- _Task objective_
Retype every line of the material below without changing anything, and keep the lines in their original order.

- _Extracted data_
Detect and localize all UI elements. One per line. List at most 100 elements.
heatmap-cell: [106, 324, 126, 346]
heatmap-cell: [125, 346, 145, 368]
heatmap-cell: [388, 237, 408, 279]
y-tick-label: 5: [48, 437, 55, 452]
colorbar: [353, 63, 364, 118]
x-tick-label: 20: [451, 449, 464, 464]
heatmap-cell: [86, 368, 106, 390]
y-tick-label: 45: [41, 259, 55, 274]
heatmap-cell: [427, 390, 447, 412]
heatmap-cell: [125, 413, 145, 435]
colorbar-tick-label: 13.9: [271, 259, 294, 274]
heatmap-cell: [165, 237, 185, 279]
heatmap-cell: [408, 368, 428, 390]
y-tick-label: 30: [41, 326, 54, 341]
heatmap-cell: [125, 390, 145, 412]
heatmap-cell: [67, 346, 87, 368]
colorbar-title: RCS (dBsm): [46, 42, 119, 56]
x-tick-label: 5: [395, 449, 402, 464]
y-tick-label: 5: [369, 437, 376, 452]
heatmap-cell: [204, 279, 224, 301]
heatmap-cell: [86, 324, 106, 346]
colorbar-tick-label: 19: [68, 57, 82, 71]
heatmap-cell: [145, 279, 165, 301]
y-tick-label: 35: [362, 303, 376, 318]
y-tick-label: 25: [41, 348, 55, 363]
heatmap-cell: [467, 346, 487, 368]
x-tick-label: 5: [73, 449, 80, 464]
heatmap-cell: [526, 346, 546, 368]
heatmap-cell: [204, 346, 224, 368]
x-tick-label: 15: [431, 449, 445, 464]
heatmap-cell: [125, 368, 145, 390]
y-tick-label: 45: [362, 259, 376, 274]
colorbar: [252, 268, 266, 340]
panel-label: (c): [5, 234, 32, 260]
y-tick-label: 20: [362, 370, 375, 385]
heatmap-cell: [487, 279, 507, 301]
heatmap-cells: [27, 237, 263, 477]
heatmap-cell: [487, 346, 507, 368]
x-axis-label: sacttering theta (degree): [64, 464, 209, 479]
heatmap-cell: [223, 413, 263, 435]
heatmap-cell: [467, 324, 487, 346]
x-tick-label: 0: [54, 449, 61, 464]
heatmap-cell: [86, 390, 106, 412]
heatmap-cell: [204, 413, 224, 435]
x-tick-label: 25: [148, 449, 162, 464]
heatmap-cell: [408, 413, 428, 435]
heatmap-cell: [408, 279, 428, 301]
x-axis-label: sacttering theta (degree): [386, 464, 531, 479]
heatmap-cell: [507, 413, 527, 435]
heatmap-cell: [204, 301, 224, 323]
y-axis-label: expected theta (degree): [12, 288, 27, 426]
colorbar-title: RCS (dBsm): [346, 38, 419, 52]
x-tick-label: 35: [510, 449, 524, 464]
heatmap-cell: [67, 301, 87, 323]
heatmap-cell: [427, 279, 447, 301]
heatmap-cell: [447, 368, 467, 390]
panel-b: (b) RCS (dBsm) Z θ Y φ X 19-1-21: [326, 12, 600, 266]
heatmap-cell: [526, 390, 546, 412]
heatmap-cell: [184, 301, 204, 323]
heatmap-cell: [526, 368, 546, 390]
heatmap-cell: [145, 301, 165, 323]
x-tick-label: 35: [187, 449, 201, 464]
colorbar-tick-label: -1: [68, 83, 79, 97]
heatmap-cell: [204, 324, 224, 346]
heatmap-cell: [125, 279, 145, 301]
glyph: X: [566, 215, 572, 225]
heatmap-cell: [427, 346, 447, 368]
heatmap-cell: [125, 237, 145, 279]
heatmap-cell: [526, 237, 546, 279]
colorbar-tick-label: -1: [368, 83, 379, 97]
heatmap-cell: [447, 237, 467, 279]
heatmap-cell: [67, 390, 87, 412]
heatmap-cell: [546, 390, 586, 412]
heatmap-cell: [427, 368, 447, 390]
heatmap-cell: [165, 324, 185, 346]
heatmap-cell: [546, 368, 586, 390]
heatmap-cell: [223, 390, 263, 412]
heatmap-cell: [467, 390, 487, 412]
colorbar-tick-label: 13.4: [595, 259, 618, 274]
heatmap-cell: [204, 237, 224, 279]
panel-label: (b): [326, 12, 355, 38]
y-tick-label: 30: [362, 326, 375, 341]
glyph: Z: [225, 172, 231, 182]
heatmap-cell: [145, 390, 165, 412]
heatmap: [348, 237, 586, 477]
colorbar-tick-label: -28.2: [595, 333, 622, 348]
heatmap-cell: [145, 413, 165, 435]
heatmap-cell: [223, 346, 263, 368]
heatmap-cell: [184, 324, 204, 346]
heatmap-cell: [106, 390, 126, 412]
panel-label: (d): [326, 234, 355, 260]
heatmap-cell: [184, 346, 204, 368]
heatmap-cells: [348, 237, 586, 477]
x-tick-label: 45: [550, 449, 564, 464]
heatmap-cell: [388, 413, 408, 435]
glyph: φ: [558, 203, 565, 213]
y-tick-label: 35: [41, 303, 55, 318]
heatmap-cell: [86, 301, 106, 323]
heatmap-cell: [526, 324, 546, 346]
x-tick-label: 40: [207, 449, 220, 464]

- _Exercise response_
Detect and localize all UI elements. One per line. List at most 100 elements.
heatmap-cell: [106, 324, 126, 346]
heatmap-cell: [125, 346, 145, 368]
heatmap-cell: [388, 237, 408, 279]
y-tick-label: 5: [48, 437, 55, 452]
colorbar: [353, 63, 364, 118]
x-tick-label: 20: [451, 449, 464, 464]
heatmap-cell: [86, 368, 106, 390]
y-tick-label: 45: [41, 259, 55, 274]
heatmap-cell: [427, 390, 447, 412]
heatmap-cell: [125, 413, 145, 435]
colorbar-tick-label: 13.9: [271, 259, 294, 274]
heatmap-cell: [165, 237, 185, 279]
heatmap-cell: [408, 368, 428, 390]
y-tick-label: 30: [41, 326, 54, 341]
heatmap-cell: [125, 390, 145, 412]
heatmap-cell: [67, 346, 87, 368]
colorbar-title: RCS (dBsm): [46, 42, 119, 56]
x-tick-label: 5: [395, 449, 402, 464]
y-tick-label: 5: [369, 437, 376, 452]
heatmap-cell: [204, 279, 224, 301]
heatmap-cell: [86, 324, 106, 346]
colorbar-tick-label: 19: [68, 57, 82, 71]
heatmap-cell: [145, 279, 165, 301]
y-tick-label: 35: [362, 303, 376, 318]
y-tick-label: 25: [41, 348, 55, 363]
heatmap-cell: [467, 346, 487, 368]
x-tick-label: 5: [73, 449, 80, 464]
heatmap-cell: [526, 346, 546, 368]
heatmap-cell: [204, 346, 224, 368]
x-tick-label: 15: [431, 449, 445, 464]
heatmap-cell: [125, 368, 145, 390]
y-tick-label: 45: [362, 259, 376, 274]
colorbar: [252, 268, 266, 340]
panel-label: (c): [5, 234, 32, 260]
y-tick-label: 20: [362, 370, 375, 385]
heatmap-cell: [487, 279, 507, 301]
heatmap-cells: [27, 237, 263, 477]
heatmap-cell: [487, 346, 507, 368]
x-axis-label: sacttering theta (degree): [64, 464, 209, 479]
heatmap-cell: [223, 413, 263, 435]
heatmap-cell: [467, 324, 487, 346]
x-tick-label: 0: [54, 449, 61, 464]
heatmap-cell: [86, 390, 106, 412]
heatmap-cell: [204, 413, 224, 435]
x-tick-label: 25: [148, 449, 162, 464]
heatmap-cell: [408, 413, 428, 435]
heatmap-cell: [408, 279, 428, 301]
x-axis-label: sacttering theta (degree): [386, 464, 531, 479]
heatmap-cell: [507, 413, 527, 435]
heatmap-cell: [204, 301, 224, 323]
y-axis-label: expected theta (degree): [12, 288, 27, 426]
colorbar-title: RCS (dBsm): [346, 38, 419, 52]
x-tick-label: 35: [510, 449, 524, 464]
heatmap-cell: [67, 301, 87, 323]
heatmap-cell: [427, 279, 447, 301]
heatmap-cell: [447, 368, 467, 390]
panel-b: (b) RCS (dBsm) Z θ Y φ X 19-1-21: [326, 12, 600, 266]
heatmap-cell: [526, 390, 546, 412]
heatmap-cell: [184, 301, 204, 323]
heatmap-cell: [526, 368, 546, 390]
heatmap-cell: [145, 301, 165, 323]
x-tick-label: 35: [187, 449, 201, 464]
colorbar-tick-label: -1: [68, 83, 79, 97]
heatmap-cell: [204, 324, 224, 346]
heatmap-cell: [125, 279, 145, 301]
glyph: X: [566, 215, 572, 225]
heatmap-cell: [427, 346, 447, 368]
heatmap-cell: [125, 237, 145, 279]
heatmap-cell: [526, 237, 546, 279]
colorbar-tick-label: -1: [368, 83, 379, 97]
heatmap-cell: [447, 237, 467, 279]
heatmap-cell: [67, 390, 87, 412]
heatmap-cell: [546, 390, 586, 412]
heatmap-cell: [427, 368, 447, 390]
heatmap-cell: [165, 324, 185, 346]
heatmap-cell: [546, 368, 586, 390]
heatmap-cell: [223, 390, 263, 412]
heatmap-cell: [467, 390, 487, 412]
colorbar-tick-label: 13.4: [595, 259, 618, 274]
heatmap-cell: [204, 237, 224, 279]
panel-label: (b): [326, 12, 355, 38]
y-tick-label: 30: [362, 326, 375, 341]
glyph: Z: [225, 172, 231, 182]
heatmap-cell: [145, 390, 165, 412]
heatmap: [348, 237, 586, 477]
colorbar-tick-label: -28.2: [595, 333, 622, 348]
heatmap-cell: [145, 413, 165, 435]
heatmap-cell: [223, 346, 263, 368]
heatmap-cell: [184, 324, 204, 346]
heatmap-cell: [106, 390, 126, 412]
panel-label: (d): [326, 234, 355, 260]
heatmap-cell: [184, 346, 204, 368]
heatmap-cells: [348, 237, 586, 477]
x-tick-label: 45: [550, 449, 564, 464]
heatmap-cell: [388, 413, 408, 435]
glyph: φ: [558, 203, 565, 213]
y-tick-label: 35: [41, 303, 55, 318]
heatmap-cell: [86, 301, 106, 323]
heatmap-cell: [526, 324, 546, 346]
x-tick-label: 40: [207, 449, 220, 464]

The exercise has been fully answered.